Task requirements: In the records that follow, locate every line with "установленную" and extract it.

━━━ Data shown

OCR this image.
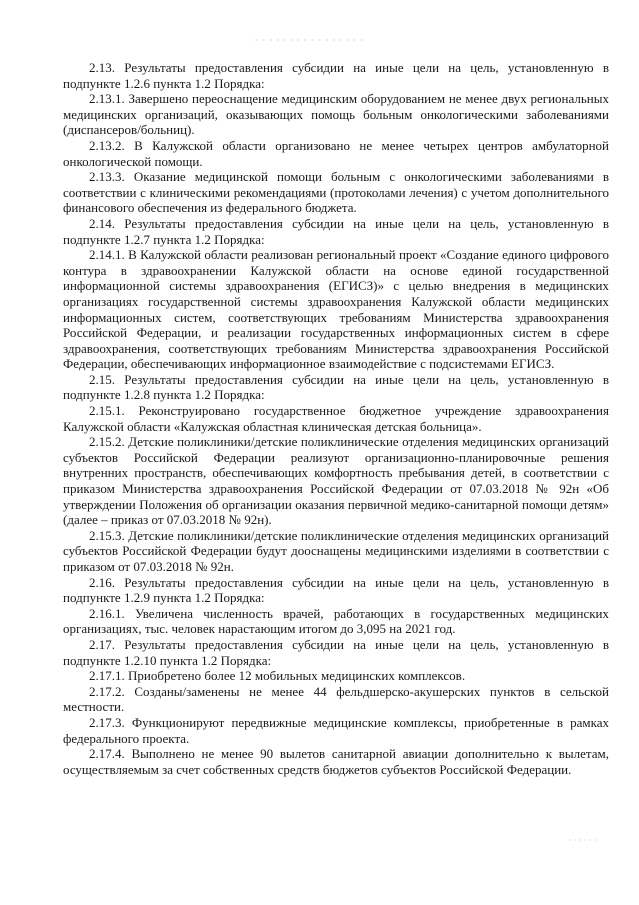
2.13. Результаты предоставления субсидии на иные цели на цель, установленную в подпункте 1.2.6 пункта 1.2 Порядка:

2.13.1. Завершено переоснащение медицинским оборудованием не менее двух региональных медицинских организаций, оказывающих помощь больным онкологическими заболеваниями (диспансеров/больниц).

2.13.2. В Калужской области организовано не менее четырех центров амбулаторной онкологической помощи.

2.13.3. Оказание медицинской помощи больным с онкологическими заболеваниями в соответствии с клиническими рекомендациями (протоколами лечения) с учетом дополнительного финансового обеспечения из федерального бюджета.

2.14. Результаты предоставления субсидии на иные цели на цель, установленную в подпункте 1.2.7 пункта 1.2 Порядка:

2.14.1. В Калужской области реализован региональный проект «Создание единого цифрового контура в здравоохранении Калужской области на основе единой государственной информационной системы здравоохранения (ЕГИСЗ)» с целью внедрения в медицинских организациях государственной системы здравоохранения Калужской области медицинских информационных систем, соответствующих требованиям Министерства здравоохранения Российской Федерации, и реализации государственных информационных систем в сфере здравоохранения, соответствующих требованиям Министерства здравоохранения Российской Федерации, обеспечивающих информационное взаимодействие с подсистемами ЕГИСЗ.

2.15. Результаты предоставления субсидии на иные цели на цель, установленную в подпункте 1.2.8 пункта 1.2 Порядка:

2.15.1. Реконструировано государственное бюджетное учреждение здравоохранения Калужской области «Калужская областная клиническая детская больница».

2.15.2. Детские поликлиники/детские поликлинические отделения медицинских организаций субъектов Российской Федерации реализуют организационно-планировочные решения внутренних пространств, обеспечивающих комфортность пребывания детей, в соответствии с приказом Министерства здравоохранения Российской Федерации от 07.03.2018 № 92н «Об утверждении Положения об организации оказания первичной медико-санитарной помощи детям» (далее – приказ от 07.03.2018 № 92н).

2.15.3. Детские поликлиники/детские поликлинические отделения медицинских организаций субъектов Российской Федерации будут дооснащены медицинскими изделиями в соответствии с приказом от 07.03.2018 № 92н.

2.16. Результаты предоставления субсидии на иные цели на цель, установленную в подпункте 1.2.9 пункта 1.2 Порядка:

2.16.1. Увеличена численность врачей, работающих в государственных медицинских организациях, тыс. человек нарастающим итогом до 3,095 на 2021 год.

2.17. Результаты предоставления субсидии на иные цели на цель, установленную в подпункте 1.2.10 пункта 1.2 Порядка:

2.17.1. Приобретено более 12 мобильных медицинских комплексов.

2.17.2. Созданы/заменены не менее 44 фельдшерско-акушерских пунктов в сельской местности.

2.17.3. Функционируют передвижные медицинские комплексы, приобретенные в рамках федерального проекта.

2.17.4. Выполнено не менее 90 вылетов санитарной авиации дополнительно к вылетам, осуществляемым за счет собственных средств бюджетов субъектов Российской Федерации.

━━━━━━

Exercise answer:
2.13. Результаты предоставления субсидии на иные цели на цель, установленную в подпункте 1.2.6 пункта 1.2 Порядка:
2.14. Результаты предоставления субсидии на иные цели на цель, установленную в подпункте 1.2.7 пункта 1.2 Порядка:
2.15. Результаты предоставления субсидии на иные цели на цель, установленную в подпункте 1.2.8 пункта 1.2 Порядка:
2.16. Результаты предоставления субсидии на иные цели на цель, установленную в подпункте 1.2.9 пункта 1.2 Порядка:
2.17. Результаты предоставления субсидии на иные цели на цель, установленную в подпункте 1.2.10 пункта 1.2 Порядка:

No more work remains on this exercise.